-------- Input material --------
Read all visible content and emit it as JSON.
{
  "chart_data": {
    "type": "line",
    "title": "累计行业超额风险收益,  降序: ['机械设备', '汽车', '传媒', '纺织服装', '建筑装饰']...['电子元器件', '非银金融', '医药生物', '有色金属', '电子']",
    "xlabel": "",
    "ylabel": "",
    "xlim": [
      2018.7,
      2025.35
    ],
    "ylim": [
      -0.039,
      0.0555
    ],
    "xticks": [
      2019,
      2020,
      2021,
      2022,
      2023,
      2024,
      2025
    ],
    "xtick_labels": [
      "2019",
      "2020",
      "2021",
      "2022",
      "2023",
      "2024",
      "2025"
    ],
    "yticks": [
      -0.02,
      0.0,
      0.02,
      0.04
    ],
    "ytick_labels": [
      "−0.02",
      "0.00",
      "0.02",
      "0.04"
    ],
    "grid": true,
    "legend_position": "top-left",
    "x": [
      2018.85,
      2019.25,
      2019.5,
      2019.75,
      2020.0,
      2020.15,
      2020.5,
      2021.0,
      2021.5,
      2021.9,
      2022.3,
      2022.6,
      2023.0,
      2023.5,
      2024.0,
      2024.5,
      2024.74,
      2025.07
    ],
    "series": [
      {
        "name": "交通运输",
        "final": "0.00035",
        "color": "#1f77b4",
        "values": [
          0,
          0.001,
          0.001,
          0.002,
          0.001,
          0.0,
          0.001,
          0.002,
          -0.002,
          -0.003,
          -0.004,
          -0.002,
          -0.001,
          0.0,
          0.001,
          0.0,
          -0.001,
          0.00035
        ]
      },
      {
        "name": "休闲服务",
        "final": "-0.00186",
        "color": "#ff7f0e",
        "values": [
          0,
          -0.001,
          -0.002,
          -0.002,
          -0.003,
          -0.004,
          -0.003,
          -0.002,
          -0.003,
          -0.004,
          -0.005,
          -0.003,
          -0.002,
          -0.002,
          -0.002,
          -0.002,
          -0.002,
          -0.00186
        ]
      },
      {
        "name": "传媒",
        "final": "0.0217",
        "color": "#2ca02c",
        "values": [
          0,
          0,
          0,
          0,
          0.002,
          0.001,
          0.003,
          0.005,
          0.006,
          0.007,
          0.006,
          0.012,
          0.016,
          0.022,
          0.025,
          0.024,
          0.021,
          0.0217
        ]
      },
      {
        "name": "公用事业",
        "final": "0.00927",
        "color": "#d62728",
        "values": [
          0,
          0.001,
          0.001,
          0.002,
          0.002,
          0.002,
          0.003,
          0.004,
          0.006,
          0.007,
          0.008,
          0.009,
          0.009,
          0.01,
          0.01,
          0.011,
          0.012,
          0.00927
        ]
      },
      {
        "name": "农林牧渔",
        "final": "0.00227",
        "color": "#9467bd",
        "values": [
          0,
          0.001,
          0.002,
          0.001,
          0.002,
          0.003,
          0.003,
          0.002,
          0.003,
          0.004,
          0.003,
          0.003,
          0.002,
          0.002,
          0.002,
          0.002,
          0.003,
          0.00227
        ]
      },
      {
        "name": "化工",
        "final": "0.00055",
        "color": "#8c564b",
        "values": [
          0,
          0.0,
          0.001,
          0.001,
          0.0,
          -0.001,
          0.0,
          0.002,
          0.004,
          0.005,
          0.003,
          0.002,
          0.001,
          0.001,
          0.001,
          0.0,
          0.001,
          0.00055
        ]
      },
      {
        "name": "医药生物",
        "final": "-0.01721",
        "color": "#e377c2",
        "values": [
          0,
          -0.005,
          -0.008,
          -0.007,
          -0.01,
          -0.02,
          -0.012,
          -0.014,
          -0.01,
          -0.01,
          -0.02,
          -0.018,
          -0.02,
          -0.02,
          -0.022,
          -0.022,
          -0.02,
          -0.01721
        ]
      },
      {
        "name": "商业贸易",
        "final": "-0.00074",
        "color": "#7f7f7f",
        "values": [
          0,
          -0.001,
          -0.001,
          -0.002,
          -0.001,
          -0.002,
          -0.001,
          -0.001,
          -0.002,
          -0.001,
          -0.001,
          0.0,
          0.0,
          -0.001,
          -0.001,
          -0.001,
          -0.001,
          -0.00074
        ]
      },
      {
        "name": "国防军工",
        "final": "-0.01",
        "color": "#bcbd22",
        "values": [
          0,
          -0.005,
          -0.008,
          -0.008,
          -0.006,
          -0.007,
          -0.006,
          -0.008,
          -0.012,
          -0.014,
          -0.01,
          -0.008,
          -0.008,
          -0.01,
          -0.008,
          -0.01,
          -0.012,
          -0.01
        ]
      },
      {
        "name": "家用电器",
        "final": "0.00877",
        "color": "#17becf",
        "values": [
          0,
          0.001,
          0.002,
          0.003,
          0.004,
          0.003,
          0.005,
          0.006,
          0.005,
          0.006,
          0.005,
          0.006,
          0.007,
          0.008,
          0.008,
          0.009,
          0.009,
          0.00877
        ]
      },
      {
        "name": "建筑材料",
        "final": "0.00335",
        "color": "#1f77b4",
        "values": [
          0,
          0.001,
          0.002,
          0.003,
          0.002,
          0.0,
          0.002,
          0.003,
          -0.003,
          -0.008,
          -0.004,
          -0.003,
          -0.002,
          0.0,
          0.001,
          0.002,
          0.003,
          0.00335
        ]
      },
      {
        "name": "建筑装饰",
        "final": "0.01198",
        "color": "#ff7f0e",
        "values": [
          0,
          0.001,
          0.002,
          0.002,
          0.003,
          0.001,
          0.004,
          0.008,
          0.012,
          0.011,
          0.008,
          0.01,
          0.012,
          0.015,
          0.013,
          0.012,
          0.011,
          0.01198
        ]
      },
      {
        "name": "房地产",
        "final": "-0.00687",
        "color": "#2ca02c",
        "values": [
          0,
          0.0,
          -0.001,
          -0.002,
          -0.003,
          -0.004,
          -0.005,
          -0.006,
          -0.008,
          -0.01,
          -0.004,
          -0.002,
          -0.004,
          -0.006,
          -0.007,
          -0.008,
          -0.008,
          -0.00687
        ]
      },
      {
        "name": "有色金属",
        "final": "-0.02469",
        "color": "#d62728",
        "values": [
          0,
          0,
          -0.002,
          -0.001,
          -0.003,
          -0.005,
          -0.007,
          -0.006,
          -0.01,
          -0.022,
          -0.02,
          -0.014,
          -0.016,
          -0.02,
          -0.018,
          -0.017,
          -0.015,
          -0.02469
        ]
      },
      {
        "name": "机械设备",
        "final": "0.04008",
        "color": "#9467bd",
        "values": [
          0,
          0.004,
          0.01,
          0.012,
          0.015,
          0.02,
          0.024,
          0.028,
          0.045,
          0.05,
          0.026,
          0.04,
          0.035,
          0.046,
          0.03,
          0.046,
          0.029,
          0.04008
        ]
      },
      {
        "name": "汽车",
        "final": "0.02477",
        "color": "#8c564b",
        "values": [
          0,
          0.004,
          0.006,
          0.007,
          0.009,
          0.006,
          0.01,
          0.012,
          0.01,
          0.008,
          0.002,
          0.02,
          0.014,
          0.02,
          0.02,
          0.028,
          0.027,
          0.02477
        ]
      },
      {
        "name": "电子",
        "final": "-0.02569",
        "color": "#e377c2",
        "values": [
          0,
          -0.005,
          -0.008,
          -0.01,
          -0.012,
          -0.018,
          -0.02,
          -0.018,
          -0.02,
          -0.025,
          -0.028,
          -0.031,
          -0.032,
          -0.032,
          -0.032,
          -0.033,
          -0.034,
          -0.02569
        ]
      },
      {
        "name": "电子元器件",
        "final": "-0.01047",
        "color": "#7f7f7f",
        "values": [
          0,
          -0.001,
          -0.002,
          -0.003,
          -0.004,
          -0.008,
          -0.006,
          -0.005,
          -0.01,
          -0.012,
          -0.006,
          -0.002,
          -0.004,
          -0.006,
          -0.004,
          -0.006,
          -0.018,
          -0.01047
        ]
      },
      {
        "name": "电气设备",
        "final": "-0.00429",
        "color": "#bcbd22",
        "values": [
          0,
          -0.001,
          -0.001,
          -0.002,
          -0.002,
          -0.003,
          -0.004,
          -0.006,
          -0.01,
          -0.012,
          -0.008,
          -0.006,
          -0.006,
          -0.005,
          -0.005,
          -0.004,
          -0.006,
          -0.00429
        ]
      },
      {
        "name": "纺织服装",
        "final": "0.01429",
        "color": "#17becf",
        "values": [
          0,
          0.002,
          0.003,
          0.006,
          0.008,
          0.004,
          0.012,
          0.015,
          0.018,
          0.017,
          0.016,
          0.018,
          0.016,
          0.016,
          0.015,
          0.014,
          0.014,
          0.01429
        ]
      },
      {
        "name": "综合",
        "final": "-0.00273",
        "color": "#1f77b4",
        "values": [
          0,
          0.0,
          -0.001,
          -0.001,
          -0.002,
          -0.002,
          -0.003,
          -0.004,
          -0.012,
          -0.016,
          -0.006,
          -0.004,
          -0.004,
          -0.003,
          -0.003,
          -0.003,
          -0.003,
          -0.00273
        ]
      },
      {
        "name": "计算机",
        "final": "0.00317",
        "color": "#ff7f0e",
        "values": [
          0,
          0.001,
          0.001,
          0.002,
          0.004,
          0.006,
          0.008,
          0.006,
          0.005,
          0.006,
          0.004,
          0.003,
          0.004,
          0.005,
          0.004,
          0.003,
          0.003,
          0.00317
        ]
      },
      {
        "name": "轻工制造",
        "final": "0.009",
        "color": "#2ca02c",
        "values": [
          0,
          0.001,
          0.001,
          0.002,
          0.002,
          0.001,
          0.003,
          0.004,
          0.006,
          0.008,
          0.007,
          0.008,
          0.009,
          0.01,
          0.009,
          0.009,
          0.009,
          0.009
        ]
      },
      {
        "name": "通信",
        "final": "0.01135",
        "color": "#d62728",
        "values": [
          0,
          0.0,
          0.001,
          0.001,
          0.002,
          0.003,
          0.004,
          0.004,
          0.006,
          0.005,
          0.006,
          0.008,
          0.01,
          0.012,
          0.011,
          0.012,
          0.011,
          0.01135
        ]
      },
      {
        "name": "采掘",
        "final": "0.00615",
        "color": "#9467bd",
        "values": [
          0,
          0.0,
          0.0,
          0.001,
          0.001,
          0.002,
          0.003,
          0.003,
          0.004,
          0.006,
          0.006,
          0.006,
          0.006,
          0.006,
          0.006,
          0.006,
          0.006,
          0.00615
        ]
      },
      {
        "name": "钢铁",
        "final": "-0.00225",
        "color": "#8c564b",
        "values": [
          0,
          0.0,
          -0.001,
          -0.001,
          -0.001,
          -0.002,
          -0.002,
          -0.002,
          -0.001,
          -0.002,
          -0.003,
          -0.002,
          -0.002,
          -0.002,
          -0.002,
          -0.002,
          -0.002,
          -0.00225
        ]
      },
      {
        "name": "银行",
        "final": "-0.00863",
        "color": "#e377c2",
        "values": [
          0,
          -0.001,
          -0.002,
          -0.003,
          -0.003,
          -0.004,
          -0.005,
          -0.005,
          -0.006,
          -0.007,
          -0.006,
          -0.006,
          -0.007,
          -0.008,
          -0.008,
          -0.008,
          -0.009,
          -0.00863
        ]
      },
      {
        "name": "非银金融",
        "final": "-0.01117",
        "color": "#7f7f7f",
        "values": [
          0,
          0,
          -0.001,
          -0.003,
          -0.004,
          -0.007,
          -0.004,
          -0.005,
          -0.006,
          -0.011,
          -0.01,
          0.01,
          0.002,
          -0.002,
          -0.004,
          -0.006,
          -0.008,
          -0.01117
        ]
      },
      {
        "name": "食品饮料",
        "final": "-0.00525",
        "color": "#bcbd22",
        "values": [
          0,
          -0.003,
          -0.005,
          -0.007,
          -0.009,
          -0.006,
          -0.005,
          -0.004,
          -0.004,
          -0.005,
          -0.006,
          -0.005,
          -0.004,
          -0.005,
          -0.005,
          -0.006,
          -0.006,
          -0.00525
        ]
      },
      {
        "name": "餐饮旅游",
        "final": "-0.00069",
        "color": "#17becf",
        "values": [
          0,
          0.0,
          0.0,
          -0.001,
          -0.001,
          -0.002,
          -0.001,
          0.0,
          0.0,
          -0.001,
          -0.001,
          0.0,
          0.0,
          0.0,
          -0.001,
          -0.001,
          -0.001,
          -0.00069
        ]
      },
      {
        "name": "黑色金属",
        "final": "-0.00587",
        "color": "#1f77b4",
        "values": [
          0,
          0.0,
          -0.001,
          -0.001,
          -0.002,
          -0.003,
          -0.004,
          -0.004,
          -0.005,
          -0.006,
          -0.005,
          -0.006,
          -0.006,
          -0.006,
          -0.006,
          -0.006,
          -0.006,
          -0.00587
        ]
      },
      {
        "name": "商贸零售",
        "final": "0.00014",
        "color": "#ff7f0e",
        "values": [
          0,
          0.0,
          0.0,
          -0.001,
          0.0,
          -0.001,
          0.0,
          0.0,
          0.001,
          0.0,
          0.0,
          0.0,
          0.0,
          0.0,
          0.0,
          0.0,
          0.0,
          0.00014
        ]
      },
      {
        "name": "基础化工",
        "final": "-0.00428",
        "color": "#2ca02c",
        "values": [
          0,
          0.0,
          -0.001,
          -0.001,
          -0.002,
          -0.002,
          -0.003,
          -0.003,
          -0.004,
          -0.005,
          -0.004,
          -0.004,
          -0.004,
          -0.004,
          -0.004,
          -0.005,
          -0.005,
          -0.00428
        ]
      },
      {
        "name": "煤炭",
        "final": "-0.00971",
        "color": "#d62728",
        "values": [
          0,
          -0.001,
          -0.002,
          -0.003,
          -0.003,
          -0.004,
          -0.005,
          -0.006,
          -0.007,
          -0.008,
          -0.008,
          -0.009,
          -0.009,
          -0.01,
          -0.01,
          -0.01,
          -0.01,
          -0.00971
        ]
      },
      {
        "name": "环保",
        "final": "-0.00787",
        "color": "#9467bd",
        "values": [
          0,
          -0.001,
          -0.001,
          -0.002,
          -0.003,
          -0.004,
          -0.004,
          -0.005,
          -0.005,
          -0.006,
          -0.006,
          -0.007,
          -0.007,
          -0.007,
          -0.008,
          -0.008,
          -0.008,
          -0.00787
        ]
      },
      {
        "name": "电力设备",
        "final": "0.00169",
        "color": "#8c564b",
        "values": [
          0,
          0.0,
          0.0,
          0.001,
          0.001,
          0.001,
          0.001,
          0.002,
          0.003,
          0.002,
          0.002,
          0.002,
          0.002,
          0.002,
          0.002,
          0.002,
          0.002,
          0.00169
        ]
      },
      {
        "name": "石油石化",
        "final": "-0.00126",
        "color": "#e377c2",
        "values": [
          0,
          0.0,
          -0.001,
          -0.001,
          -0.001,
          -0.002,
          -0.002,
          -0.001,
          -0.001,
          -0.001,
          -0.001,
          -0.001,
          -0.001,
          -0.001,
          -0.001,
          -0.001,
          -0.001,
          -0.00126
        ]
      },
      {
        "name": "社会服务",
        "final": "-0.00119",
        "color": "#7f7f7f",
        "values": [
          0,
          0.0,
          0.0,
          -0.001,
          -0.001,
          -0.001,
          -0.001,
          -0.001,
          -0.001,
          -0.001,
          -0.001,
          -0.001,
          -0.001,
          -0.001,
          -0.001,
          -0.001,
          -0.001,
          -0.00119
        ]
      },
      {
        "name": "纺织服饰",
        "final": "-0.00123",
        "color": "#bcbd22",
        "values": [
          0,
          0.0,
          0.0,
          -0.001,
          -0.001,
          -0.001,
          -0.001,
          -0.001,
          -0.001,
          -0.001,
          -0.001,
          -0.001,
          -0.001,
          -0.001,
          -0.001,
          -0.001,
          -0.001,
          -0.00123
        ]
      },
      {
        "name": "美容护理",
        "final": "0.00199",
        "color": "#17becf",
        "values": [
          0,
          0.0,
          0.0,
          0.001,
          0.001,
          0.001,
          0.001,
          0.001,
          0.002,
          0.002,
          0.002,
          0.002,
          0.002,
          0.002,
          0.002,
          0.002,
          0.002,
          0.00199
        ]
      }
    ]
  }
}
--------
What the task asks >> Each line that holds the word "纺织服装" should be extracted from the records.

Task solution >>
    "title": "累计行业超额风险收益,  降序: ['机械设备', '汽车', '传媒', '纺织服装', '建筑装饰']...['电子元器件', '非银金融', '医药生物', '有色金属', '电子']",
        "name": "纺织服装",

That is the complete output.